- [What you should do]
Locate every line in the material below that has the word "samochodów". Copy each of those lines.

+ + + + +

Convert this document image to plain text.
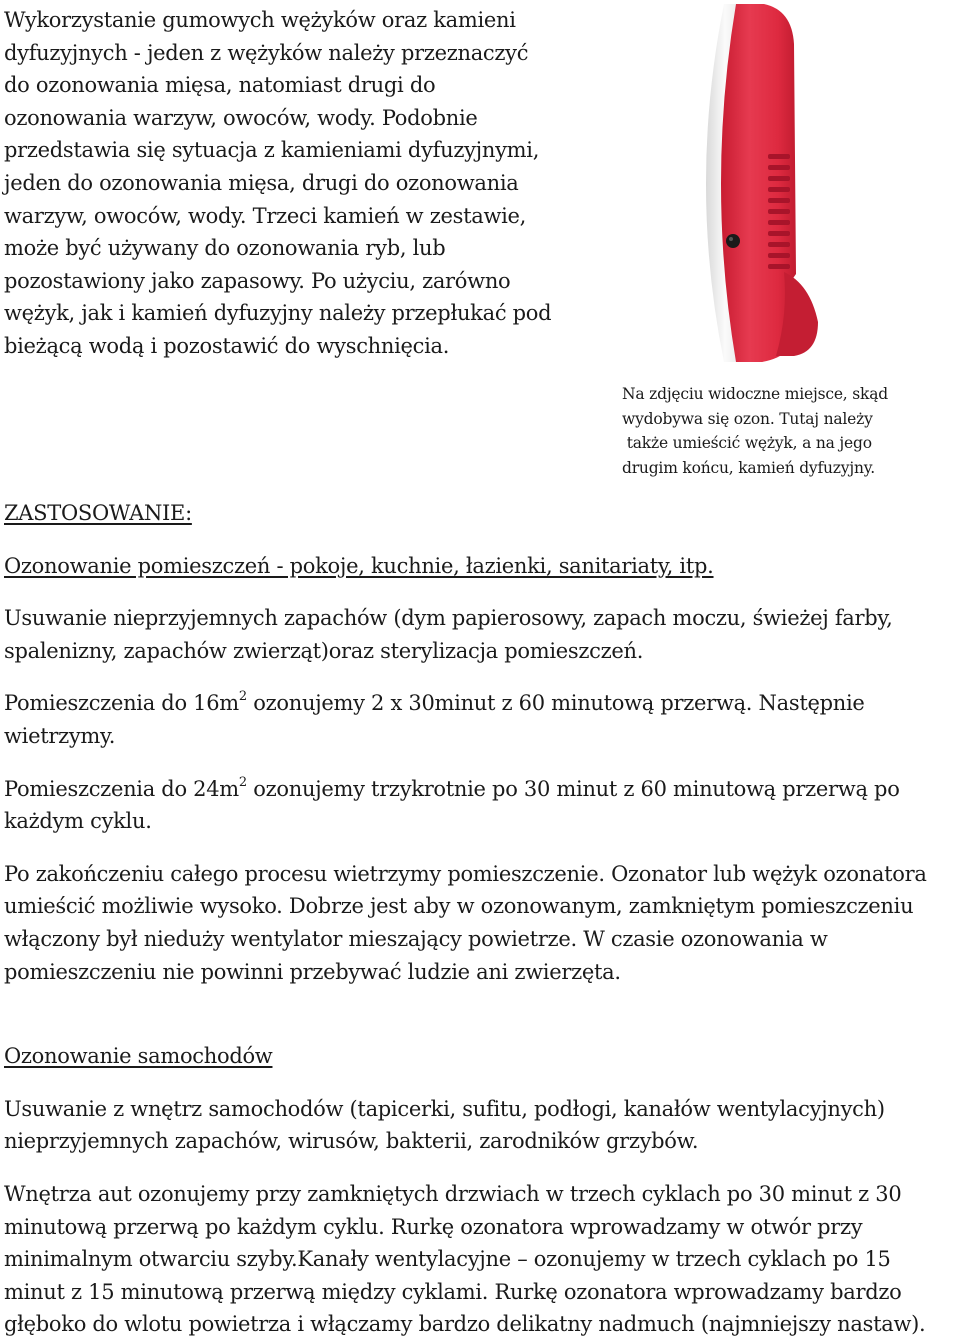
Wykorzystanie gumowych wężyków oraz kamieni

dyfuzyjnych - jeden z wężyków należy przeznaczyć

do ozonowania mięsa, natomiast drugi do

ozonowania warzyw, owoców, wody. Podobnie

przedstawia się sytuacja z kamieniami dyfuzyjnymi,

jeden do ozonowania mięsa, drugi do ozonowania

warzyw, owoców, wody. Trzeci kamień w zestawie,

może być używany do ozonowania ryb, lub

pozostawiony jako zapasowy. Po użyciu, zarówno

wężyk, jak i kamień dyfuzyjny należy przepłukać pod

bieżącą wodą i pozostawić do wyschnięcia.

Na zdjęciu widoczne miejsce, skąd
wydobywa się ozon. Tutaj należy
także umieścić wężyk, a na jego
drugim końcu, kamień dyfuzyjny.

ZASTOSOWANIE:

Ozonowanie pomieszczeń - pokoje, kuchnie, łazienki, sanitariaty, itp.

Usuwanie nieprzyjemnych zapachów (dym papierosowy, zapach moczu, świeżej farby, spalenizny, zapachów zwierząt)oraz sterylizacja pomieszczeń.

Pomieszczenia do $16m^2$ ozonujemy 2 x 30minut z 60 minutową przerwą. Następnie wietrzymy.

Pomieszczenia do $24m^2$ ozonujemy trzykrotnie po 30 minut z 60 minutową przerwą po każdym cyklu.

Po zakończeniu całego procesu wietrzymy pomieszczenie. Ozonator lub wężyk ozonatora umieścić możliwie wysoko. Dobrze jest aby w ozonowanym, zamkniętym pomieszczeniu włączony był nieduży wentylator mieszający powietrze. W czasie ozonowania w pomieszczeniu nie powinni przebywać ludzie ani zwierzęta.

Ozonowanie samochodów

Usuwanie z wnętrz samochodów (tapicerki, sufitu, podłogi, kanałów wentylacyjnych) nieprzyjemnych zapachów, wirusów, bakterii, zarodników grzybów.

Wnętrza aut ozonujemy przy zamkniętych drzwiach w trzech cyklach po 30 minut z 30 minutową przerwą po każdym cyklu. Rurkę ozonatora wprowadzamy w otwór przy minimalnym otwarciu szyby.Kanały wentylacyjne – ozonujemy w trzech cyklach po 15 minut z 15 minutową przerwą między cyklami. Rurkę ozonatora wprowadzamy bardzo głęboko do wlotu powietrza i włączamy bardzo delikatny nadmuch (najmniejszy nastaw).
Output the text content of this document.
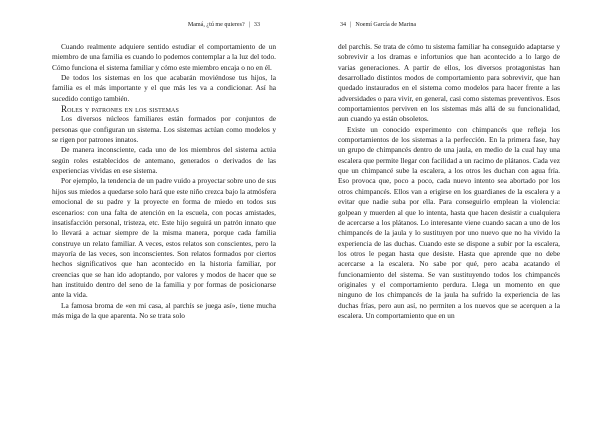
Mamá, ¿tú me quieres? | 33

Cuando realmente adquiere sentido estudiar el comportamiento de un miembro de una familia es cuando lo podemos contemplar a la luz del todo. Cómo funciona el sistema familiar y cómo este miembro encaja o no en él.

De todos los sistemas en los que acabarán moviéndose tus hijos, la familia es el más importante y el que más les va a condicionar. Así ha sucedido contigo también.

Roles y patrones en los sistemas

Los diversos núcleos familiares están formados por conjuntos de personas que configuran un sistema. Los sistemas actúan como modelos y se rigen por patrones innatos.

De manera inconsciente, cada uno de los miembros del sistema actúa según roles establecidos de antemano, generados o derivados de las experiencias vividas en ese sistema.

Por ejemplo, la tendencia de un padre vuido a proyectar sobre uno de sus hijos sus miedos a quedarse solo hará que este niño crezca bajo la atmósfera emocional de su padre y la proyecte en forma de miedo en todos sus escenarios: con una falta de atención en la escuela, con pocas amistades, insatisfacción personal, tristeza, etc. Este hijo seguirá un patrón innato que lo llevará a actuar siempre de la misma manera, porque cada familia construye un relato familiar. A veces, estos relatos son conscientes, pero la mayoría de las veces, son inconscientes. Son relatos formados por ciertos hechos significativos que han acontecido en la historia familiar, por creencias que se han ido adoptando, por valores y modos de hacer que se han instituido dentro del seno de la familia y por formas de posicionarse ante la vida.

La famosa broma de «en mi casa, al parchís se juega así», tiene mucha más miga de la que aparenta. No se trata solo

34 | Noemí García de Marina

del parchís. Se trata de cómo tu sistema familiar ha conseguido adaptarse y sobrevivir a los dramas e infortunios que han acontecido a lo largo de varias generaciones. A partir de ellos, los diversos protagonistas han desarrollado distintos modos de comportamiento para sobrevivir, que han quedado instaurados en el sistema como modelos para hacer frente a las adversidades o para vivir, en general, casi como sistemas preventivos. Esos comportamientos perviven en los sistemas más allá de su funcionalidad, aun cuando ya están obsoletos.

Existe un conocido experimento con chimpancés que refleja los comportamientos de los sistemas a la perfección. En la primera fase, hay un grupo de chimpancés dentro de una jaula, en medio de la cual hay una escalera que permite llegar con facilidad a un racimo de plátanos. Cada vez que un chimpancé sube la escalera, a los otros les duchan con agua fría. Eso provoca que, poco a poco, cada nuevo intento sea abortado por los otros chimpancés. Ellos van a erigirse en los guardianes de la escalera y a evitar que nadie suba por ella. Para conseguirlo emplean la violencia: golpean y muerden al que lo intenta, hasta que hacen desistir a cualquiera de acercarse a los plátanos. Lo interesante viene cuando sacan a uno de los chimpancés de la jaula y lo sustituyen por uno nuevo que no ha vivido la experiencia de las duchas. Cuando este se dispone a subir por la escalera, los otros le pegan hasta que desiste. Hasta que aprende que no debe acercarse a la escalera. No sabe por qué, pero acaba acatando el funcionamiento del sistema. Se van sustituyendo todos los chimpancés originales y el comportamiento perdura. Llega un momento en que ninguno de los chimpancés de la jaula ha sufrido la experiencia de las duchas frías, pero aun así, no permiten a los nuevos que se acerquen a la escalera. Un comportamiento que en un
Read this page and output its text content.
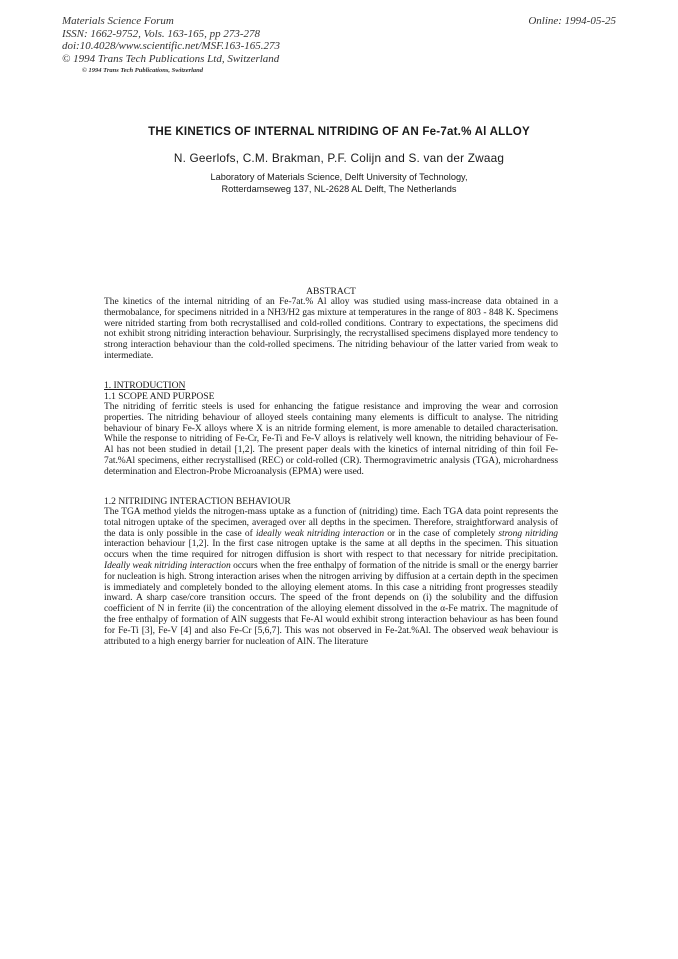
Materials Science Forum
ISSN: 1662-9752, Vols. 163-165, pp 273-278
doi:10.4028/www.scientific.net/MSF.163-165.273
© 1994 Trans Tech Publications Ltd, Switzerland
© 1994 Trans Tech Publications, Switzerland
Online: 1994-05-25
THE KINETICS OF INTERNAL NITRIDING OF AN Fe-7at.% Al ALLOY
N. Geerlofs, C.M. Brakman, P.F. Colijn and S. van der Zwaag
Laboratory of Materials Science, Delft University of Technology,
Rotterdamseweg 137, NL-2628 AL Delft, The Netherlands

ABSTRACT

The kinetics of the internal nitriding of an Fe-7at.% Al alloy was studied using mass-increase data obtained in a thermobalance, for specimens nitrided in a NH3/H2 gas mixture at temperatures in the range of 803 - 848 K. Specimens were nitrided starting from both recrystallised and cold-rolled conditions. Contrary to expectations, the specimens did not exhibit strong nitriding interaction behaviour. Surprisingly, the recrystallised specimens displayed more tendency to strong interaction behaviour than the cold-rolled specimens. The nitriding behaviour of the latter varied from weak to intermediate.

1. INTRODUCTION

1.1 SCOPE AND PURPOSE

The nitriding of ferritic steels is used for enhancing the fatigue resistance and improving the wear and corrosion properties. The nitriding behaviour of alloyed steels containing many elements is difficult to analyse. The nitriding behaviour of binary Fe-X alloys where X is an nitride forming element, is more amenable to detailed characterisation. While the response to nitriding of Fe-Cr, Fe-Ti and Fe-V alloys is relatively well known, the nitriding behaviour of Fe-Al has not been studied in detail [1,2]. The present paper deals with the kinetics of internal nitriding of thin foil Fe-7at.%Al specimens, either recrystallised (REC) or cold-rolled (CR). Thermogravimetric analysis (TGA), microhardness determination and Electron-Probe Microanalysis (EPMA) were used.

1.2 NITRIDING INTERACTION BEHAVIOUR

The TGA method yields the nitrogen-mass uptake as a function of (nitriding) time. Each TGA data point represents the total nitrogen uptake of the specimen, averaged over all depths in the specimen. Therefore, straightforward analysis of the data is only possible in the case of ideally weak nitriding interaction or in the case of completely strong nitriding interaction behaviour [1,2]. In the first case nitrogen uptake is the same at all depths in the specimen. This situation occurs when the time required for nitrogen diffusion is short with respect to that necessary for nitride precipitation. Ideally weak nitriding interaction occurs when the free enthalpy of formation of the nitride is small or the energy barrier for nucleation is high. Strong interaction arises when the nitrogen arriving by diffusion at a certain depth in the specimen is immediately and completely bonded to the alloying element atoms. In this case a nitriding front progresses steadily inward. A sharp case/core transition occurs. The speed of the front depends on (i) the solubility and the diffusion coefficient of N in ferrite (ii) the concentration of the alloying element dissolved in the α-Fe matrix. The magnitude of the free enthalpy of formation of AlN suggests that Fe-Al would exhibit strong interaction behaviour as has been found for Fe-Ti [3], Fe-V [4] and also Fe-Cr [5,6,7]. This was not observed in Fe-2at.%Al. The observed weak behaviour is attributed to a high energy barrier for nucleation of AlN. The literature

+ + + + +

- [Answer to this task]
Ozonowanie samochodów
Usuwanie z wnętrz samochodów (tapicerki, sufitu, podłogi, kanałów wentylacyjnych) nieprzyjemnych zapachów, wirusów, bakterii, zarodników grzybów.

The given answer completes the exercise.